• [Exercise directions]
Reproduce the data below line for line without changing anything, but leave the pictures out.

(Element region listings)

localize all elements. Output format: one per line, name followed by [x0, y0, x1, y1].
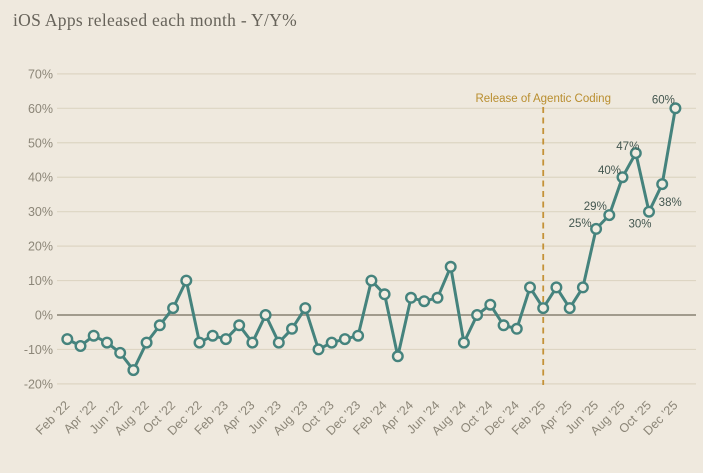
data-point-marker: [153, 319, 166, 332]
data-point-marker: [140, 336, 153, 349]
data-point-marker: [167, 302, 180, 315]
data-point-marker: [537, 302, 550, 315]
data-point-marker: [550, 281, 563, 294]
data-point-marker: [669, 102, 682, 115]
data-point-marker: [484, 298, 497, 311]
data-point-marker: [616, 171, 629, 184]
data-point-marker: [114, 346, 127, 359]
data-point-marker: [656, 178, 669, 191]
release-vline-label: Release of Agentic Coding: [475, 93, 611, 105]
data-point-marker: [457, 336, 470, 349]
data-point-marker: [272, 336, 285, 349]
data-point-label: 40%: [598, 165, 621, 177]
data-point-label: 25%: [569, 218, 592, 230]
y-tick-label: 60%: [28, 102, 53, 116]
y-tick-label: 20%: [28, 240, 53, 254]
data-point-marker: [431, 291, 444, 304]
data-point-marker: [629, 147, 642, 160]
data-point-marker: [299, 302, 312, 315]
data-point-marker: [643, 205, 656, 218]
data-point-marker: [590, 222, 603, 235]
data-point-marker: [127, 364, 140, 377]
data-point-marker: [100, 336, 113, 349]
data-point-marker: [338, 333, 351, 346]
chart-title: iOS Apps released each month - Y/Y%: [13, 10, 297, 30]
data-point-marker: [219, 333, 232, 346]
data-point-marker: [510, 322, 523, 335]
data-point-label: 60%: [652, 94, 675, 106]
data-point-marker: [206, 329, 219, 342]
data-point-marker: [74, 340, 87, 353]
y-tick-label: 10%: [28, 274, 53, 288]
data-point-marker: [405, 291, 418, 304]
data-point-label: 38%: [659, 197, 682, 209]
data-point-marker: [471, 309, 484, 322]
data-point-marker: [233, 319, 246, 332]
data-point-label: 47%: [616, 141, 639, 153]
data-point-marker: [444, 260, 457, 273]
data-point-marker: [246, 336, 259, 349]
data-point-marker: [180, 274, 193, 287]
y-tick-label: 0%: [35, 309, 53, 323]
y-tick-label: 50%: [28, 136, 53, 150]
data-point-marker: [87, 329, 100, 342]
data-point-marker: [352, 329, 365, 342]
data-point-marker: [286, 322, 299, 335]
y-tick-label: 30%: [28, 205, 53, 219]
data-point-marker: [563, 302, 576, 315]
data-point-marker: [259, 309, 272, 322]
data-point-marker: [61, 333, 74, 346]
data-point-label: 29%: [584, 201, 607, 213]
data-point-marker: [524, 281, 537, 294]
data-point-marker: [193, 336, 206, 349]
data-point-marker: [365, 274, 378, 287]
data-point-marker: [378, 288, 391, 301]
data-point-label: 30%: [628, 219, 651, 231]
y-tick-label: -20%: [24, 377, 53, 391]
data-point-marker: [391, 350, 404, 363]
y-tick-label: 70%: [28, 67, 53, 81]
data-point-marker: [576, 281, 589, 294]
data-point-marker: [418, 295, 431, 308]
y-tick-label: -10%: [24, 343, 53, 357]
data-point-marker: [603, 209, 616, 222]
data-point-marker: [312, 343, 325, 356]
y-tick-label: 40%: [28, 171, 53, 185]
data-point-marker: [497, 319, 510, 332]
data-point-marker: [325, 336, 338, 349]
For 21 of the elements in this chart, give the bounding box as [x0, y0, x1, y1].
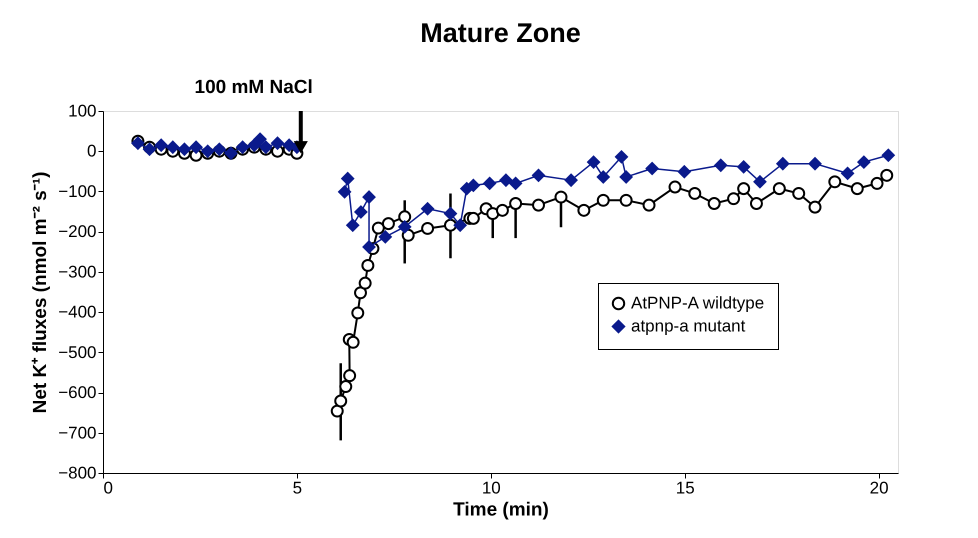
- legend-label: atpnp-a mutant: [631, 316, 746, 336]
- x-axis-title: Time (min): [453, 500, 549, 520]
- x-tick-label: 5: [292, 478, 302, 498]
- y-tick-label: −300: [58, 262, 96, 282]
- y-tick-label: −100: [58, 182, 96, 201]
- y-tick-label: −400: [58, 302, 96, 322]
- legend-label: AtPNP-A wildtype: [631, 294, 764, 312]
- y-tick-label: −800: [58, 464, 96, 482]
- y-tick-label: −600: [58, 383, 96, 402]
- annotation: 100 mM NaCl: [194, 77, 313, 98]
- y-tick-label: −200: [58, 222, 96, 242]
- y-tick-label: 0: [87, 142, 96, 161]
- y-axis-title: Net K⁺ fluxes (nmol m⁻² s⁻¹): [30, 172, 52, 414]
- y-tick-label: −500: [58, 342, 96, 362]
- y-tick-label: −700: [58, 423, 96, 442]
- y-tick-label: 100: [68, 102, 96, 120]
- x-tick-label: 10: [482, 478, 501, 498]
- x-tick-label: 15: [676, 478, 695, 498]
- x-tick-label: 0: [104, 478, 113, 498]
- x-tick-label: 20: [870, 478, 889, 498]
- chart-title: Mature Zone: [420, 18, 581, 48]
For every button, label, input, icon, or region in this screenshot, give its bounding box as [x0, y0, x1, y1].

• [Task output]
localize all elements. Output format: one per line, name followed by [x0, y0, x1, y1].
data-point-marker: [153, 319, 166, 332]
data-point-marker: [140, 336, 153, 349]
data-point-marker: [167, 302, 180, 315]
data-point-marker: [537, 302, 550, 315]
data-point-marker: [550, 281, 563, 294]
data-point-marker: [669, 102, 682, 115]
data-point-marker: [484, 298, 497, 311]
data-point-marker: [616, 171, 629, 184]
data-point-marker: [114, 346, 127, 359]
data-point-marker: [656, 178, 669, 191]
release-vline-label: Release of Agentic Coding: [475, 93, 611, 105]
data-point-marker: [457, 336, 470, 349]
data-point-marker: [272, 336, 285, 349]
data-point-label: 40%: [598, 165, 621, 177]
data-point-label: 25%: [569, 218, 592, 230]
y-tick-label: 60%: [28, 102, 53, 116]
y-tick-label: 20%: [28, 240, 53, 254]
data-point-marker: [431, 291, 444, 304]
data-point-marker: [629, 147, 642, 160]
data-point-marker: [299, 302, 312, 315]
data-point-marker: [643, 205, 656, 218]
data-point-marker: [590, 222, 603, 235]
data-point-marker: [127, 364, 140, 377]
data-point-marker: [100, 336, 113, 349]
data-point-marker: [338, 333, 351, 346]
chart-title: iOS Apps released each month - Y/Y%: [13, 10, 297, 30]
data-point-marker: [219, 333, 232, 346]
data-point-marker: [510, 322, 523, 335]
data-point-label: 60%: [652, 94, 675, 106]
data-point-marker: [206, 329, 219, 342]
data-point-marker: [74, 340, 87, 353]
y-tick-label: 10%: [28, 274, 53, 288]
data-point-marker: [405, 291, 418, 304]
data-point-label: 38%: [659, 197, 682, 209]
data-point-marker: [471, 309, 484, 322]
data-point-marker: [233, 319, 246, 332]
data-point-label: 47%: [616, 141, 639, 153]
data-point-marker: [444, 260, 457, 273]
data-point-marker: [246, 336, 259, 349]
data-point-marker: [180, 274, 193, 287]
y-tick-label: 0%: [35, 309, 53, 323]
y-tick-label: 50%: [28, 136, 53, 150]
data-point-marker: [87, 329, 100, 342]
data-point-marker: [352, 329, 365, 342]
data-point-marker: [286, 322, 299, 335]
y-tick-label: 30%: [28, 205, 53, 219]
data-point-marker: [563, 302, 576, 315]
data-point-marker: [259, 309, 272, 322]
data-point-marker: [61, 333, 74, 346]
data-point-label: 29%: [584, 201, 607, 213]
data-point-marker: [524, 281, 537, 294]
data-point-marker: [193, 336, 206, 349]
data-point-marker: [365, 274, 378, 287]
data-point-marker: [378, 288, 391, 301]
data-point-label: 30%: [628, 219, 651, 231]
y-tick-label: -20%: [24, 377, 53, 391]
data-point-marker: [391, 350, 404, 363]
y-tick-label: 70%: [28, 67, 53, 81]
data-point-marker: [576, 281, 589, 294]
data-point-marker: [418, 295, 431, 308]
y-tick-label: -10%: [24, 343, 53, 357]
data-point-marker: [603, 209, 616, 222]
data-point-marker: [312, 343, 325, 356]
y-tick-label: 40%: [28, 171, 53, 185]
data-point-marker: [497, 319, 510, 332]
data-point-marker: [325, 336, 338, 349]
For 21 of the elements in this chart, give the bounding box as [x0, y0, x1, y1].
- legend-label: atpnp-a mutant: [631, 316, 746, 336]
- x-axis-title: Time (min): [453, 500, 549, 520]
- x-tick-label: 5: [292, 478, 302, 498]
- y-tick-label: −300: [58, 262, 96, 282]
- y-tick-label: −100: [58, 182, 96, 201]
- y-tick-label: −400: [58, 302, 96, 322]
- legend-label: AtPNP-A wildtype: [631, 294, 764, 312]
- y-tick-label: −800: [58, 464, 96, 482]
- y-tick-label: −600: [58, 383, 96, 402]
- annotation: 100 mM NaCl: [194, 77, 313, 98]
- y-tick-label: −200: [58, 222, 96, 242]
- y-tick-label: 0: [87, 142, 96, 161]
- y-axis-title: Net K⁺ fluxes (nmol m⁻² s⁻¹): [30, 172, 52, 414]
- y-tick-label: −500: [58, 342, 96, 362]
- y-tick-label: −700: [58, 423, 96, 442]
- y-tick-label: 100: [68, 102, 96, 120]
- x-tick-label: 10: [482, 478, 501, 498]
- x-tick-label: 15: [676, 478, 695, 498]
- x-tick-label: 0: [104, 478, 113, 498]
- x-tick-label: 20: [870, 478, 889, 498]
- chart-title: Mature Zone: [420, 18, 581, 48]
For every button, label, input, icon, or region in this screenshot, give its bounding box as [x0, y0, x1, y1].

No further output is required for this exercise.